Taking stock

It’s the 30th of June! I didn’t think much of it until I read this blog post: http://mysistersjar.wordpress.com/2008/06/30/june-thirtieth/

I realized after reading this post that it is indeed the half year mark for the year. Usually, I sit down in a quiet corner on New Year’s Eve, in the midst of all the chaos and wonder what the year has been like, what I have achieved and how many resolutions I have broken. I make promises to myself that the coming year will be different.

I decided to find that quiet corner right now, today. I want to think about how the year has been so far and I want to decide how I want it to be from now on. So I can just smile and spend the last few hours on New Year’s eve celebrating a year that I had.

So far, the year has been very kind to me. I brought it in with my close friends, my bond with my sister has gotten stronger, my cool brother moved back to India, I lost a few more kilos, I gifted my parents a small trip, I got a job that makes me happy, I got my act together and finished my novel and I have nurtured and been nurtured by some very wonderful friends.

» INFORMATION SUPPLIED
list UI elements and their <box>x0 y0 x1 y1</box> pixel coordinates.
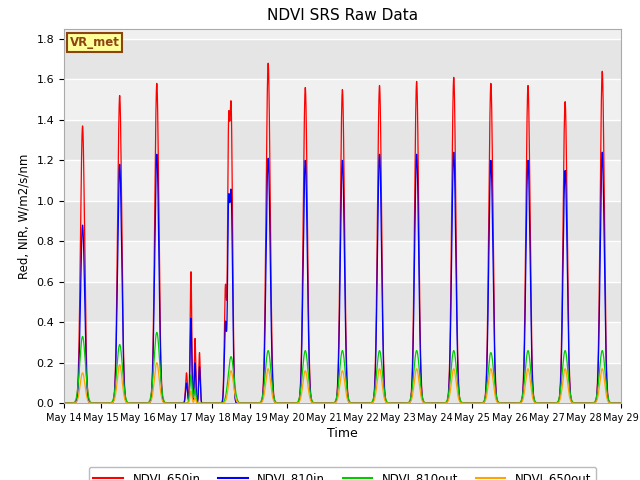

» GOAL 1
In the blog post on taking stock, switch "quiet corner" to "calm spot" in the passage starting at "Taking stock" and ending at "that I had.", and give that passage back with the change made.
» GOAL 2
Continue the blog post on taking stock at the half-year mark, picking up after its last sentence, not the data.

» EXPECTED ANSWER 1
Taking stock

It’s the 30th of June! I didn’t think much of it until I read this blog post: http://mysistersjar.wordpress.com/2008/06/30/june-thirtieth/

I realized after reading this post that it is indeed the half year mark for the year. Usually, I sit down in a calm spot on New Year’s Eve, in the midst of all the chaos and wonder what the year has been like, what I have achieved and how many resolutions I have broken. I make promises to myself that the coming year will be different.

I decided to find that calm spot right now, today. I want to think about how the year has been so far and I want to decide how I want it to be from now on. So I can just smile and spend the last few hours on New Year’s eve celebrating a year that I had.

» EXPECTED ANSWER 2
It seems like it didn’t bring any problems with it. Not true, it did bring in a fair share of problems. But despite those I want to be happy about it. I have decided to overlook the problems because I’ve been surrounded by love and loads of it.

Love has come to me in abundance, but have I given back the same amount? I don’t think so. I wish I could be a better sister to Nani, a better daughter, a better granddaughter and I want to be a better friend. So yes the coming bit of the year will be all about giving back to my universe what I got from it- Love, kindness, special moments and the reason to smile.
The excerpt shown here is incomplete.